Work to be completed:
Copy all of the records below verbatim.

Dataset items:
— start —

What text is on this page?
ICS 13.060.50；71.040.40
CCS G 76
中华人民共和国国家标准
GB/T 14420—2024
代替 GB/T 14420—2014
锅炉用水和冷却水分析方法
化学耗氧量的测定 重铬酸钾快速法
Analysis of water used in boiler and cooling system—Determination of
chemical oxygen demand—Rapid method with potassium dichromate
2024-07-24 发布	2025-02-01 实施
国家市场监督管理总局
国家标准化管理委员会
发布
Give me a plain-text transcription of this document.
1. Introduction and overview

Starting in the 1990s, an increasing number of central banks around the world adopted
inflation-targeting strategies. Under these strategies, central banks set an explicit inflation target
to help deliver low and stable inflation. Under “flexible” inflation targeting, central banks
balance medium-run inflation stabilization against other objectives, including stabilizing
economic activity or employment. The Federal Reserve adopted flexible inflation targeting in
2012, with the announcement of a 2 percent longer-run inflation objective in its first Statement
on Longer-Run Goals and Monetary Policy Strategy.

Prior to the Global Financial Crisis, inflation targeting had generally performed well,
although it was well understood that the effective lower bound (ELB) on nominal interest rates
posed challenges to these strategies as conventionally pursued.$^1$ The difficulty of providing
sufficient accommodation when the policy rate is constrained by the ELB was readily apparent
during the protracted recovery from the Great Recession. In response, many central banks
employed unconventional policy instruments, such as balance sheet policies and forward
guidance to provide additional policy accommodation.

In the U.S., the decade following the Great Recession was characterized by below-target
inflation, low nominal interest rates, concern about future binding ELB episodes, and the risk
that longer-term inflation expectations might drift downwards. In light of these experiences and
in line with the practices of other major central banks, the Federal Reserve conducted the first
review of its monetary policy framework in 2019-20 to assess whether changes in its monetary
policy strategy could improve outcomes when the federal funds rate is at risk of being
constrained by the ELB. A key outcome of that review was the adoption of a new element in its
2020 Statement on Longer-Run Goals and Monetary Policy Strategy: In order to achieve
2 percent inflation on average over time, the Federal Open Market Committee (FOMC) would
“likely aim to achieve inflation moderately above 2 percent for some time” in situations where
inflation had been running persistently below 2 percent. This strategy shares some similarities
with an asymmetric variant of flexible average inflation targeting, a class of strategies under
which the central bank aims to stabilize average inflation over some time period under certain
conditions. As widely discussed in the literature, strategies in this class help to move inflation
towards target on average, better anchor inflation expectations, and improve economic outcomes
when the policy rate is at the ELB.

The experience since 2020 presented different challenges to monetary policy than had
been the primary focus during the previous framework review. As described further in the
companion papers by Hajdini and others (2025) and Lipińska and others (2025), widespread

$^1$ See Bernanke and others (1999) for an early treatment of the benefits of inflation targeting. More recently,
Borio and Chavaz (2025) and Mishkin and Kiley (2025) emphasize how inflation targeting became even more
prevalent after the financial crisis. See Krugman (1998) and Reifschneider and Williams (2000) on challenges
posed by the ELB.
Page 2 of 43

— end —

Output of the exercise:
What text is on this page?
ICS 13.060.50；71.040.40
CCS G 76
中华人民共和国国家标准
GB/T 14420—2024
代替 GB/T 14420—2014
锅炉用水和冷却水分析方法
化学耗氧量的测定 重铬酸钾快速法
Analysis of water used in boiler and cooling system—Determination of
chemical oxygen demand—Rapid method with potassium dichromate
2024-07-24 发布	2025-02-01 实施
国家市场监督管理总局
国家标准化管理委员会
发布
Give me a plain-text transcription of this document.
1. Introduction and overview

Starting in the 1990s, an increasing number of central banks around the world adopted
inflation-targeting strategies. Under these strategies, central banks set an explicit inflation target
to help deliver low and stable inflation. Under “flexible” inflation targeting, central banks
balance medium-run inflation stabilization against other objectives, including stabilizing
economic activity or employment. The Federal Reserve adopted flexible inflation targeting in
2012, with the announcement of a 2 percent longer-run inflation objective in its first Statement
on Longer-Run Goals and Monetary Policy Strategy.

Prior to the Global Financial Crisis, inflation targeting had generally performed well,
although it was well understood that the effective lower bound (ELB) on nominal interest rates
posed challenges to these strategies as conventionally pursued.$^1$ The difficulty of providing
sufficient accommodation when the policy rate is constrained by the ELB was readily apparent
during the protracted recovery from the Great Recession. In response, many central banks
employed unconventional policy instruments, such as balance sheet policies and forward
guidance to provide additional policy accommodation.

In the U.S., the decade following the Great Recession was characterized by below-target
inflation, low nominal interest rates, concern about future binding ELB episodes, and the risk
that longer-term inflation expectations might drift downwards. In light of these experiences and
in line with the practices of other major central banks, the Federal Reserve conducted the first
review of its monetary policy framework in 2019-20 to assess whether changes in its monetary
policy strategy could improve outcomes when the federal funds rate is at risk of being
constrained by the ELB. A key outcome of that review was the adoption of a new element in its
2020 Statement on Longer-Run Goals and Monetary Policy Strategy: In order to achieve
2 percent inflation on average over time, the Federal Open Market Committee (FOMC) would
“likely aim to achieve inflation moderately above 2 percent for some time” in situations where
inflation had been running persistently below 2 percent. This strategy shares some similarities
with an asymmetric variant of flexible average inflation targeting, a class of strategies under
which the central bank aims to stabilize average inflation over some time period under certain
conditions. As widely discussed in the literature, strategies in this class help to move inflation
towards target on average, better anchor inflation expectations, and improve economic outcomes
when the policy rate is at the ELB.

The experience since 2020 presented different challenges to monetary policy than had
been the primary focus during the previous framework review. As described further in the
companion papers by Hajdini and others (2025) and Lipińska and others (2025), widespread

$^1$ See Bernanke and others (1999) for an early treatment of the benefits of inflation targeting. More recently,
Borio and Chavaz (2025) and Mishkin and Kiley (2025) emphasize how inflation targeting became even more
prevalent after the financial crisis. See Krugman (1998) and Reifschneider and Williams (2000) on challenges
posed by the ELB.
Page 2 of 43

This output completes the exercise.